▶ _GIVEN TASK_: The records below are to be copied word for word, with every picture left out.

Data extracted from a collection
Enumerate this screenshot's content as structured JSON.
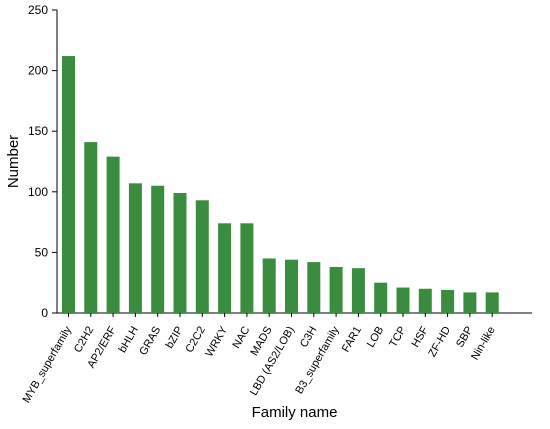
{
  "chart_data": {
    "type": "bar",
    "xlabel": "Family name",
    "ylabel": "Number",
    "ylim": [
      0,
      250
    ],
    "yticks": [
      0,
      50,
      100,
      150,
      200,
      250
    ],
    "categories": [
      "MYB_superfamily",
      "C2H2",
      "AP2/ERF",
      "bHLH",
      "GRAS",
      "bZIP",
      "C2C2",
      "WRKY",
      "NAC",
      "MADS",
      "LBD (AS2/LOB)",
      "C3H",
      "B3_superfamily",
      "FAR1",
      "LOB",
      "TCP",
      "HSF",
      "ZF-HD",
      "SBP",
      "Nin-like"
    ],
    "values": [
      212,
      141,
      129,
      107,
      105,
      99,
      93,
      74,
      74,
      45,
      44,
      42,
      38,
      37,
      25,
      21,
      20,
      19,
      17,
      17
    ],
    "bar_color": "#3a8d3f",
    "grid": false,
    "legend": "none"
  }
}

▶ _ANSWER TO THIS EXERCISE_:
Enumerate this screenshot's content as structured JSON.
{
  "chart_data": {
    "type": "bar",
    "xlabel": "Family name",
    "ylabel": "Number",
    "ylim": [
      0,
      250
    ],
    "yticks": [
      0,
      50,
      100,
      150,
      200,
      250
    ],
    "categories": [
      "MYB_superfamily",
      "C2H2",
      "AP2/ERF",
      "bHLH",
      "GRAS",
      "bZIP",
      "C2C2",
      "WRKY",
      "NAC",
      "MADS",
      "LBD (AS2/LOB)",
      "C3H",
      "B3_superfamily",
      "FAR1",
      "LOB",
      "TCP",
      "HSF",
      "ZF-HD",
      "SBP",
      "Nin-like"
    ],
    "values": [
      212,
      141,
      129,
      107,
      105,
      99,
      93,
      74,
      74,
      45,
      44,
      42,
      38,
      37,
      25,
      21,
      20,
      19,
      17,
      17
    ],
    "bar_color": "#3a8d3f",
    "grid": false,
    "legend": "none"
  }
}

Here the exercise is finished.